* _Exercise brief_
Return a copy of every line in the records that includes the word "this".

[Begin]

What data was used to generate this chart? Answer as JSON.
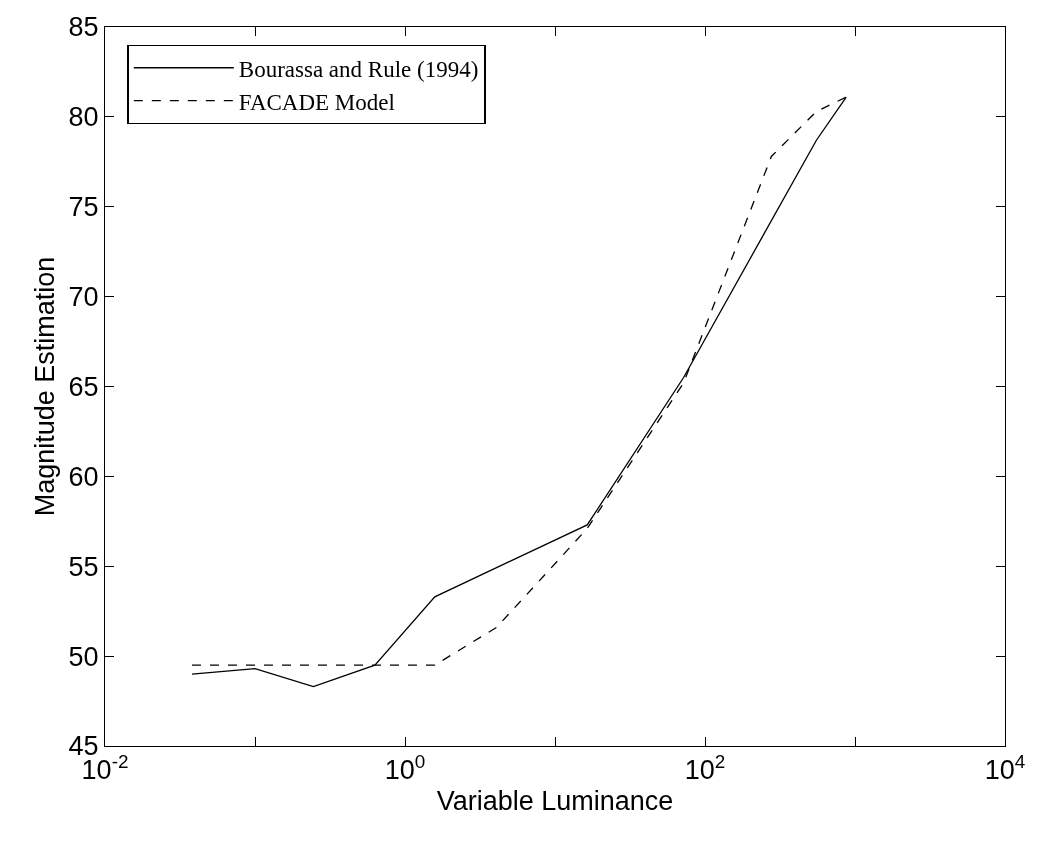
{
  "chart_data": {
    "type": "line",
    "xlabel": "Variable Luminance",
    "ylabel": "Magnitude Estimation",
    "log": "x",
    "grid": false,
    "legend": "top left",
    "marker": "none",
    "xlim": [
      0.01,
      10000
    ],
    "xticks": [
      {
        "value": 0.01,
        "label": "10$^{-2}$"
      },
      {
        "value": 0.1,
        "label": null
      },
      {
        "value": 1,
        "label": "10$^{0}$"
      },
      {
        "value": 10,
        "label": null
      },
      {
        "value": 100,
        "label": "10$^{2}$"
      },
      {
        "value": 1000,
        "label": null
      },
      {
        "value": 10000,
        "label": "10$^{4}$"
      }
    ],
    "ylim": [
      45,
      85
    ],
    "yticks": [
      45,
      50,
      55,
      60,
      65,
      70,
      75,
      80,
      85
    ],
    "series": [
      {
        "name": "Bourassa and Rule (1994)",
        "color": "#000000",
        "line_style": "solid",
        "x": [
          0.038,
          0.1,
          0.245,
          0.63,
          1.58,
          16.4,
          72,
          553,
          874
        ],
        "values": [
          49.0,
          49.3,
          48.3,
          49.5,
          53.3,
          57.3,
          65.5,
          78.7,
          81.1
        ]
      },
      {
        "name": "FACADE Model",
        "color": "#000000",
        "line_style": "dashed",
        "x": [
          0.038,
          1.58,
          4.08,
          16.4,
          72,
          277,
          553,
          874
        ],
        "values": [
          49.5,
          49.5,
          51.6,
          57.1,
          65.2,
          77.8,
          80.3,
          81.1
        ]
      }
    ]
  }
}
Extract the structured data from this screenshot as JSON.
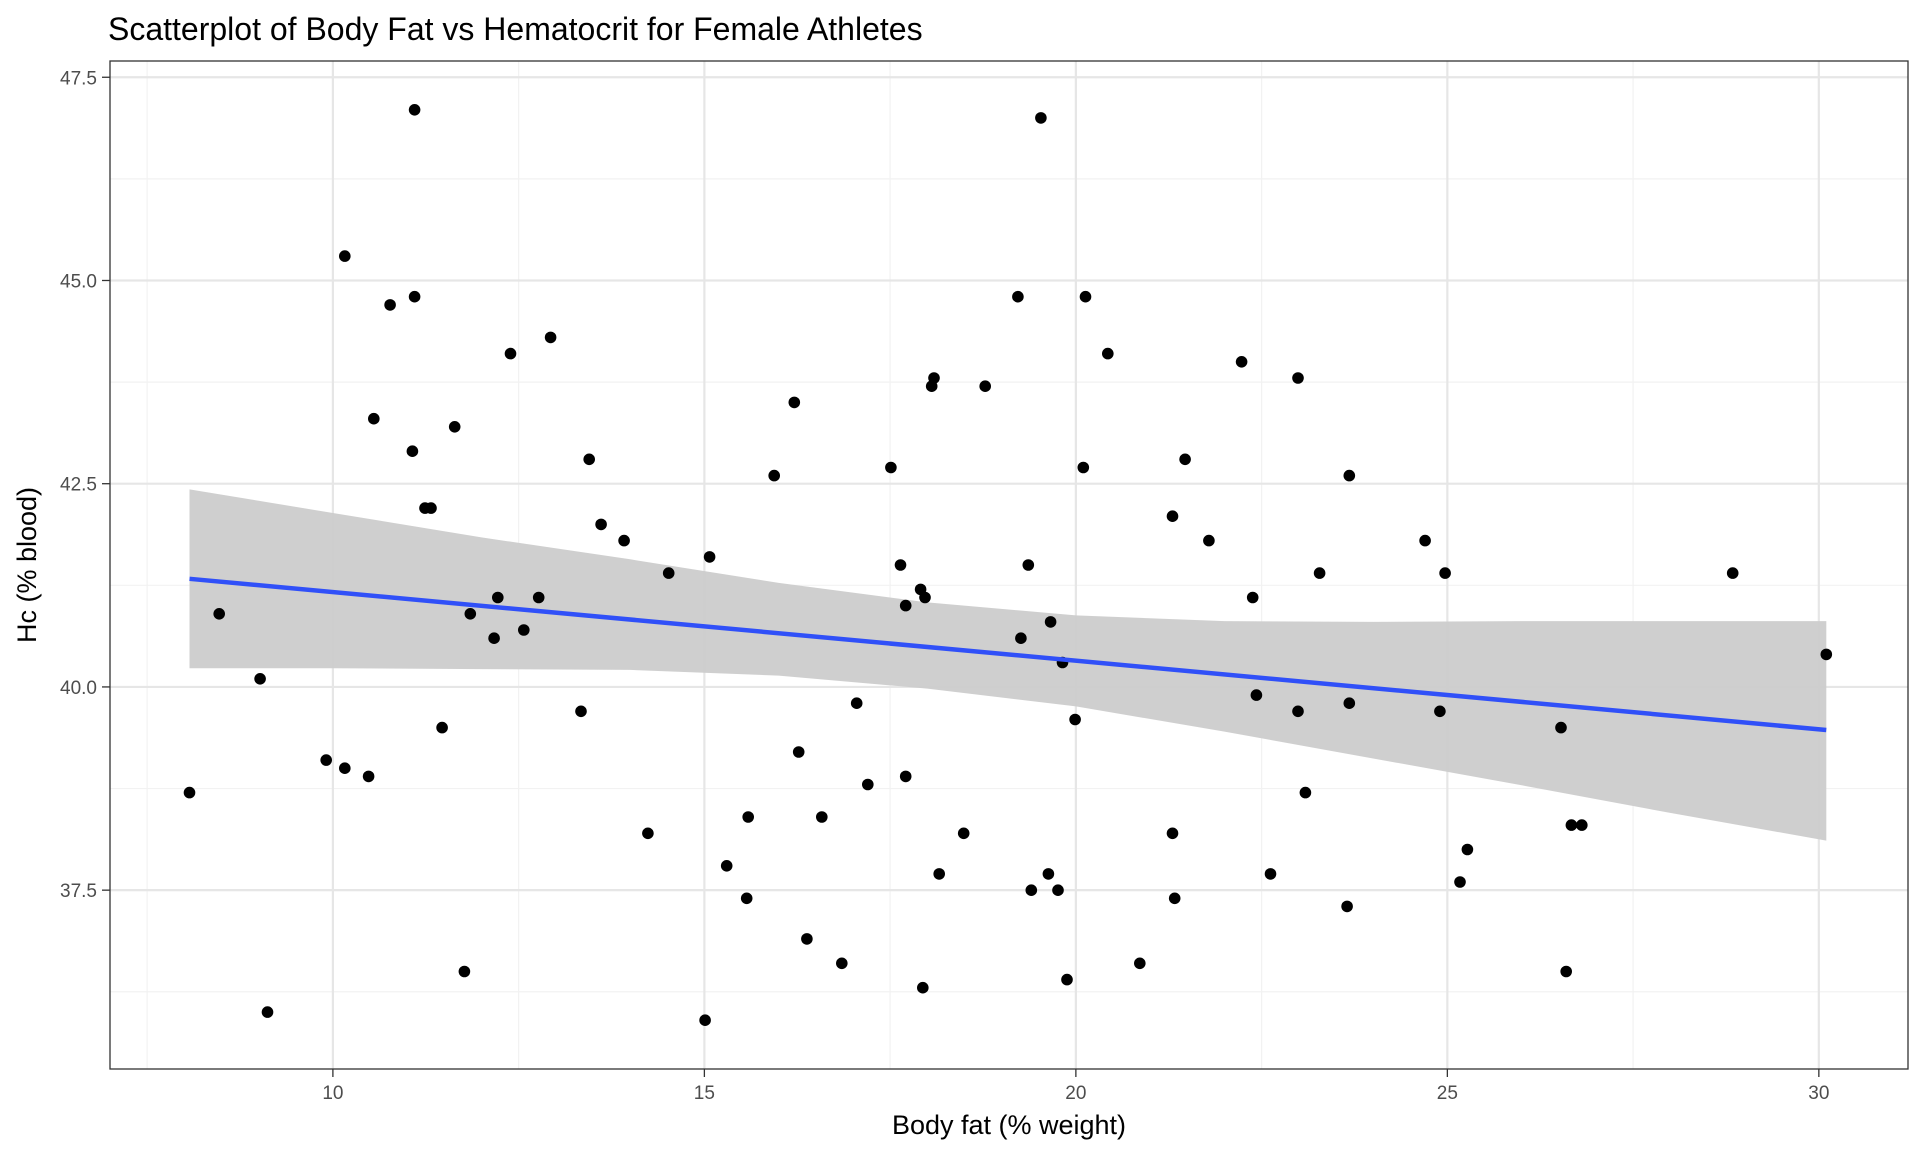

[End]

* _Full answer_
What data was used to generate this chart? Answer as JSON.
Extract the structured data from this screenshot as JSON.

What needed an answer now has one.